Objective → With the images removed, repeat the data below exactly.

Source records →
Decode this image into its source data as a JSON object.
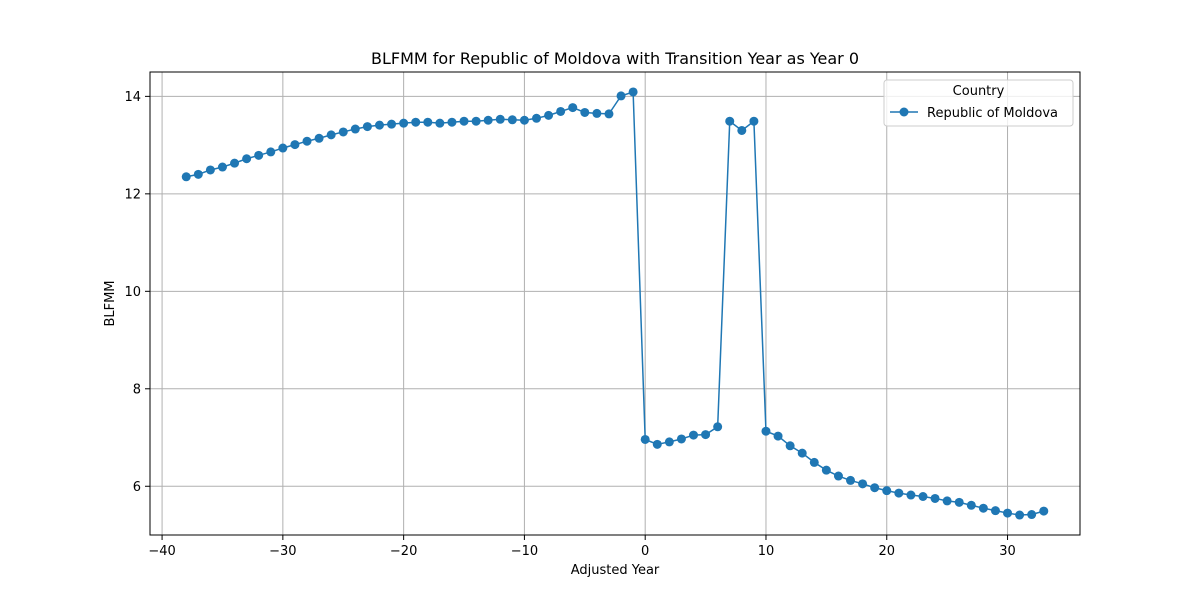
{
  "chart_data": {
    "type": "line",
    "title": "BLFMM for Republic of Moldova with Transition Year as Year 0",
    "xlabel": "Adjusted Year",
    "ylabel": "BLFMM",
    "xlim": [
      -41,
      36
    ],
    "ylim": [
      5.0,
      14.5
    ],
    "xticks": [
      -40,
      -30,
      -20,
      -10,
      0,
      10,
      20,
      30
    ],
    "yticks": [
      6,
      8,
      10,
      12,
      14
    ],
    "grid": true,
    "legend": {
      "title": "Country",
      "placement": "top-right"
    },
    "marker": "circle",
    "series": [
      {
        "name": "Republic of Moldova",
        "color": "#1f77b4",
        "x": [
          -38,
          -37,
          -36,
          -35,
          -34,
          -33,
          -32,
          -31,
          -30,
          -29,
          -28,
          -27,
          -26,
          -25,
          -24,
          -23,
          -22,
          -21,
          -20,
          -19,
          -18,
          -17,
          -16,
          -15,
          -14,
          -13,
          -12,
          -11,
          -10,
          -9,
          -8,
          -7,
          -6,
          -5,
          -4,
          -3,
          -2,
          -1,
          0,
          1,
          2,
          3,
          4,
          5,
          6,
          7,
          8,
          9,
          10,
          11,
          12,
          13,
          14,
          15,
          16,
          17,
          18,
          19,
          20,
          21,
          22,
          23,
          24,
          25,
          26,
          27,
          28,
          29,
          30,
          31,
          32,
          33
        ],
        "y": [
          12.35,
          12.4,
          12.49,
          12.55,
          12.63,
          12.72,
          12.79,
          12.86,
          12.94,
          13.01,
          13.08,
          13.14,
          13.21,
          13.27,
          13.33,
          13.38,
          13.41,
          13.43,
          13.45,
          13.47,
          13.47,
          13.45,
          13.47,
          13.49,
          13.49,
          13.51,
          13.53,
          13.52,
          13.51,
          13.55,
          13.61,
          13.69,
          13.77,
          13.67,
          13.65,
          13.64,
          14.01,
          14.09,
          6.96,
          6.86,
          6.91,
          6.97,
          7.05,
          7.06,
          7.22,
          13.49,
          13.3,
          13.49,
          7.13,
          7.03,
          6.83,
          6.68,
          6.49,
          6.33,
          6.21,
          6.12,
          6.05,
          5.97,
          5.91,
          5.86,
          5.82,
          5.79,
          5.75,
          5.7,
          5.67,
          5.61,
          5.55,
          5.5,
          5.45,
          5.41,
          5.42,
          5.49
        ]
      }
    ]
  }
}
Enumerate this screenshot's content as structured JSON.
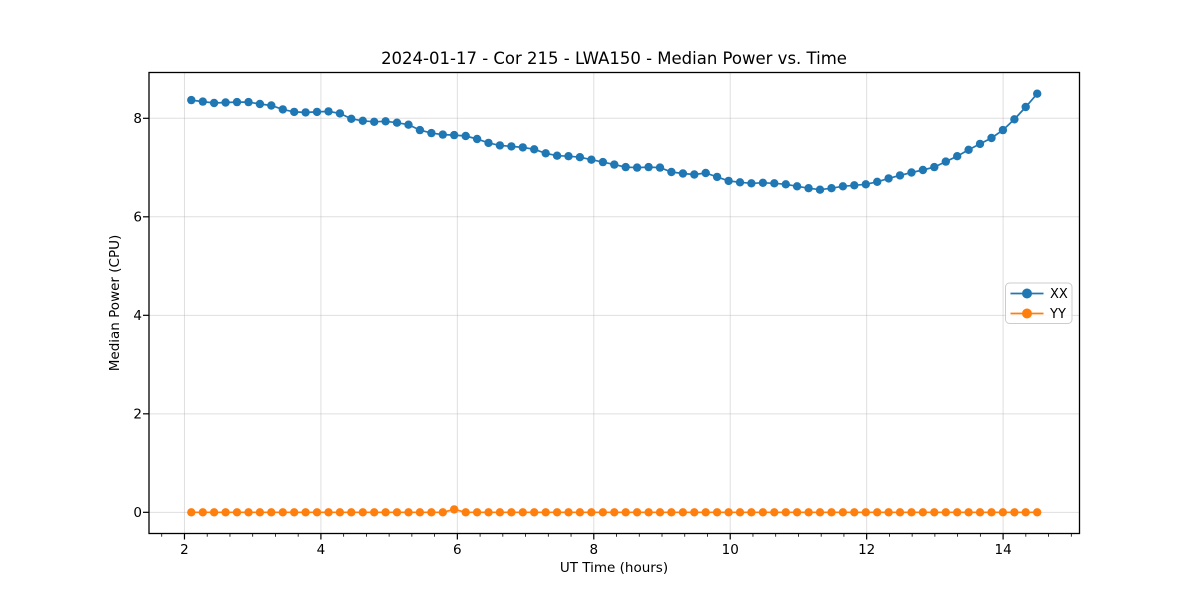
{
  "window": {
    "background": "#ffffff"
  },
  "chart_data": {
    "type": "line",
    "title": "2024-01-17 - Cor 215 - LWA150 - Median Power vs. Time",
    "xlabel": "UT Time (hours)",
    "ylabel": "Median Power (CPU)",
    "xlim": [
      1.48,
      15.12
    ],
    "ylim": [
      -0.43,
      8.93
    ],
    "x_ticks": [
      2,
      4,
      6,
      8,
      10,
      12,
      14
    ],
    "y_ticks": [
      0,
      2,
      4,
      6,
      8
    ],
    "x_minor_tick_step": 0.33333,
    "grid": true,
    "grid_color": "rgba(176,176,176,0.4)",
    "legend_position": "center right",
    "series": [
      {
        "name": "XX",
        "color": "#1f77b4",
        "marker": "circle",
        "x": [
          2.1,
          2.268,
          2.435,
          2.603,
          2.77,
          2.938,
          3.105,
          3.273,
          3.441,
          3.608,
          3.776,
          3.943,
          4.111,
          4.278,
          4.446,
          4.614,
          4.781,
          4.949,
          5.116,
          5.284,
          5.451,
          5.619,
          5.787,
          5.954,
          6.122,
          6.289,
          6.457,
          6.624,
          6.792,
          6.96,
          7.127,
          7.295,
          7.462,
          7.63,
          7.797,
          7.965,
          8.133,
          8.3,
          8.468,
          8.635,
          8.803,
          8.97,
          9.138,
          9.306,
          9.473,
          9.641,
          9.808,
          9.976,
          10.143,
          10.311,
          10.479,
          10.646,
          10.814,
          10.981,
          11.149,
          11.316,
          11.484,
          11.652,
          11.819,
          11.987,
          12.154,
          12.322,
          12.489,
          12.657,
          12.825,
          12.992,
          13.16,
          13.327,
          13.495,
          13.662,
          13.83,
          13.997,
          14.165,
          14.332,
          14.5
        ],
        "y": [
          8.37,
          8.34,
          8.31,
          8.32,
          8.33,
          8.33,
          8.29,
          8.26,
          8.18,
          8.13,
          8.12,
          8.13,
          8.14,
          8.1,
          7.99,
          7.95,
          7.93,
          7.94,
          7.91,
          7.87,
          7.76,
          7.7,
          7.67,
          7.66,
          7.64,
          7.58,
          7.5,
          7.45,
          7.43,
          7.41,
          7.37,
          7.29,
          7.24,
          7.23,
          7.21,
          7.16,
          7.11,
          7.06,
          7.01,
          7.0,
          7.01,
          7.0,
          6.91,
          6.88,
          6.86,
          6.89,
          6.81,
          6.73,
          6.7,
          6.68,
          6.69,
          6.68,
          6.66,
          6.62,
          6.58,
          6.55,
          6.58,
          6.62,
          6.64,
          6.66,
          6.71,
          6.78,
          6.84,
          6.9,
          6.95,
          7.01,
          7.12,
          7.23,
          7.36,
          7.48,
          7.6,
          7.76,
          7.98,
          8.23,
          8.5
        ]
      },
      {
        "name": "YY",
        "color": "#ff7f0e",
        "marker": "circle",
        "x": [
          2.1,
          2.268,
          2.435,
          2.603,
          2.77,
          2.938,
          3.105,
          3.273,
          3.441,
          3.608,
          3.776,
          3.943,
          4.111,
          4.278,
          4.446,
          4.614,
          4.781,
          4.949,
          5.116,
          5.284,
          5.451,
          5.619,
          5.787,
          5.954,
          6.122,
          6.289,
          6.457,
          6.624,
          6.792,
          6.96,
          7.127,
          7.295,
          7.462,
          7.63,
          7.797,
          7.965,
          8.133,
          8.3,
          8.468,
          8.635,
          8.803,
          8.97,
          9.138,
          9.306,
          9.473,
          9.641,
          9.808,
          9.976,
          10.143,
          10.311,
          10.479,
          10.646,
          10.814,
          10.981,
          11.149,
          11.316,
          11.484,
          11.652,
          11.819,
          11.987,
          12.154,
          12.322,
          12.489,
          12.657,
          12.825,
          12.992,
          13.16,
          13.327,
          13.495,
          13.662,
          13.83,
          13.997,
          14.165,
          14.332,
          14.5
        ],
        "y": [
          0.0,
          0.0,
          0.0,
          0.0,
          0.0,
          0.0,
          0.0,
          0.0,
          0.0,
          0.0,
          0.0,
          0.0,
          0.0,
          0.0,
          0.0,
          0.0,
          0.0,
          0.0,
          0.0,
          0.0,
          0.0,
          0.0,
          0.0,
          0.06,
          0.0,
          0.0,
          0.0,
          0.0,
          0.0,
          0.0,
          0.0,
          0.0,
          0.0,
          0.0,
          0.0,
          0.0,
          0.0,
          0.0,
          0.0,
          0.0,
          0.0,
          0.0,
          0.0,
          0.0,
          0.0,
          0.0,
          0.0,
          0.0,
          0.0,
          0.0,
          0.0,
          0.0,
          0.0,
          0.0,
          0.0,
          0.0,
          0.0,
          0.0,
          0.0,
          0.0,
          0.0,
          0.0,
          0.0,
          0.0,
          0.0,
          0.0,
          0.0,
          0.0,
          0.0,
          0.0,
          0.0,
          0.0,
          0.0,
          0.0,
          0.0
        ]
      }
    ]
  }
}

The response →
Decode this image into its source data as a JSON object.
{
  "chart_data": {
    "type": "line",
    "title": "BLFMM for Republic of Moldova with Transition Year as Year 0",
    "xlabel": "Adjusted Year",
    "ylabel": "BLFMM",
    "xlim": [
      -41,
      36
    ],
    "ylim": [
      5.0,
      14.5
    ],
    "xticks": [
      -40,
      -30,
      -20,
      -10,
      0,
      10,
      20,
      30
    ],
    "yticks": [
      6,
      8,
      10,
      12,
      14
    ],
    "grid": true,
    "legend": {
      "title": "Country",
      "placement": "top-right"
    },
    "marker": "circle",
    "series": [
      {
        "name": "Republic of Moldova",
        "color": "#1f77b4",
        "x": [
          -38,
          -37,
          -36,
          -35,
          -34,
          -33,
          -32,
          -31,
          -30,
          -29,
          -28,
          -27,
          -26,
          -25,
          -24,
          -23,
          -22,
          -21,
          -20,
          -19,
          -18,
          -17,
          -16,
          -15,
          -14,
          -13,
          -12,
          -11,
          -10,
          -9,
          -8,
          -7,
          -6,
          -5,
          -4,
          -3,
          -2,
          -1,
          0,
          1,
          2,
          3,
          4,
          5,
          6,
          7,
          8,
          9,
          10,
          11,
          12,
          13,
          14,
          15,
          16,
          17,
          18,
          19,
          20,
          21,
          22,
          23,
          24,
          25,
          26,
          27,
          28,
          29,
          30,
          31,
          32,
          33
        ],
        "y": [
          12.35,
          12.4,
          12.49,
          12.55,
          12.63,
          12.72,
          12.79,
          12.86,
          12.94,
          13.01,
          13.08,
          13.14,
          13.21,
          13.27,
          13.33,
          13.38,
          13.41,
          13.43,
          13.45,
          13.47,
          13.47,
          13.45,
          13.47,
          13.49,
          13.49,
          13.51,
          13.53,
          13.52,
          13.51,
          13.55,
          13.61,
          13.69,
          13.77,
          13.67,
          13.65,
          13.64,
          14.01,
          14.09,
          6.96,
          6.86,
          6.91,
          6.97,
          7.05,
          7.06,
          7.22,
          13.49,
          13.3,
          13.49,
          7.13,
          7.03,
          6.83,
          6.68,
          6.49,
          6.33,
          6.21,
          6.12,
          6.05,
          5.97,
          5.91,
          5.86,
          5.82,
          5.79,
          5.75,
          5.7,
          5.67,
          5.61,
          5.55,
          5.5,
          5.45,
          5.41,
          5.42,
          5.49
        ]
      }
    ]
  }
}
Enumerate this screenshot's content as structured JSON.
{
  "window": {
    "background": "#ffffff"
  },
  "chart_data": {
    "type": "line",
    "title": "2024-01-17 - Cor 215 - LWA150 - Median Power vs. Time",
    "xlabel": "UT Time (hours)",
    "ylabel": "Median Power (CPU)",
    "xlim": [
      1.48,
      15.12
    ],
    "ylim": [
      -0.43,
      8.93
    ],
    "x_ticks": [
      2,
      4,
      6,
      8,
      10,
      12,
      14
    ],
    "y_ticks": [
      0,
      2,
      4,
      6,
      8
    ],
    "x_minor_tick_step": 0.33333,
    "grid": true,
    "grid_color": "rgba(176,176,176,0.4)",
    "legend_position": "center right",
    "series": [
      {
        "name": "XX",
        "color": "#1f77b4",
        "marker": "circle",
        "x": [
          2.1,
          2.268,
          2.435,
          2.603,
          2.77,
          2.938,
          3.105,
          3.273,
          3.441,
          3.608,
          3.776,
          3.943,
          4.111,
          4.278,
          4.446,
          4.614,
          4.781,
          4.949,
          5.116,
          5.284,
          5.451,
          5.619,
          5.787,
          5.954,
          6.122,
          6.289,
          6.457,
          6.624,
          6.792,
          6.96,
          7.127,
          7.295,
          7.462,
          7.63,
          7.797,
          7.965,
          8.133,
          8.3,
          8.468,
          8.635,
          8.803,
          8.97,
          9.138,
          9.306,
          9.473,
          9.641,
          9.808,
          9.976,
          10.143,
          10.311,
          10.479,
          10.646,
          10.814,
          10.981,
          11.149,
          11.316,
          11.484,
          11.652,
          11.819,
          11.987,
          12.154,
          12.322,
          12.489,
          12.657,
          12.825,
          12.992,
          13.16,
          13.327,
          13.495,
          13.662,
          13.83,
          13.997,
          14.165,
          14.332,
          14.5
        ],
        "y": [
          8.37,
          8.34,
          8.31,
          8.32,
          8.33,
          8.33,
          8.29,
          8.26,
          8.18,
          8.13,
          8.12,
          8.13,
          8.14,
          8.1,
          7.99,
          7.95,
          7.93,
          7.94,
          7.91,
          7.87,
          7.76,
          7.7,
          7.67,
          7.66,
          7.64,
          7.58,
          7.5,
          7.45,
          7.43,
          7.41,
          7.37,
          7.29,
          7.24,
          7.23,
          7.21,
          7.16,
          7.11,
          7.06,
          7.01,
          7.0,
          7.01,
          7.0,
          6.91,
          6.88,
          6.86,
          6.89,
          6.81,
          6.73,
          6.7,
          6.68,
          6.69,
          6.68,
          6.66,
          6.62,
          6.58,
          6.55,
          6.58,
          6.62,
          6.64,
          6.66,
          6.71,
          6.78,
          6.84,
          6.9,
          6.95,
          7.01,
          7.12,
          7.23,
          7.36,
          7.48,
          7.6,
          7.76,
          7.98,
          8.23,
          8.5
        ]
      },
      {
        "name": "YY",
        "color": "#ff7f0e",
        "marker": "circle",
        "x": [
          2.1,
          2.268,
          2.435,
          2.603,
          2.77,
          2.938,
          3.105,
          3.273,
          3.441,
          3.608,
          3.776,
          3.943,
          4.111,
          4.278,
          4.446,
          4.614,
          4.781,
          4.949,
          5.116,
          5.284,
          5.451,
          5.619,
          5.787,
          5.954,
          6.122,
          6.289,
          6.457,
          6.624,
          6.792,
          6.96,
          7.127,
          7.295,
          7.462,
          7.63,
          7.797,
          7.965,
          8.133,
          8.3,
          8.468,
          8.635,
          8.803,
          8.97,
          9.138,
          9.306,
          9.473,
          9.641,
          9.808,
          9.976,
          10.143,
          10.311,
          10.479,
          10.646,
          10.814,
          10.981,
          11.149,
          11.316,
          11.484,
          11.652,
          11.819,
          11.987,
          12.154,
          12.322,
          12.489,
          12.657,
          12.825,
          12.992,
          13.16,
          13.327,
          13.495,
          13.662,
          13.83,
          13.997,
          14.165,
          14.332,
          14.5
        ],
        "y": [
          0.0,
          0.0,
          0.0,
          0.0,
          0.0,
          0.0,
          0.0,
          0.0,
          0.0,
          0.0,
          0.0,
          0.0,
          0.0,
          0.0,
          0.0,
          0.0,
          0.0,
          0.0,
          0.0,
          0.0,
          0.0,
          0.0,
          0.0,
          0.06,
          0.0,
          0.0,
          0.0,
          0.0,
          0.0,
          0.0,
          0.0,
          0.0,
          0.0,
          0.0,
          0.0,
          0.0,
          0.0,
          0.0,
          0.0,
          0.0,
          0.0,
          0.0,
          0.0,
          0.0,
          0.0,
          0.0,
          0.0,
          0.0,
          0.0,
          0.0,
          0.0,
          0.0,
          0.0,
          0.0,
          0.0,
          0.0,
          0.0,
          0.0,
          0.0,
          0.0,
          0.0,
          0.0,
          0.0,
          0.0,
          0.0,
          0.0,
          0.0,
          0.0,
          0.0,
          0.0,
          0.0,
          0.0,
          0.0,
          0.0,
          0.0
        ]
      }
    ]
  }
}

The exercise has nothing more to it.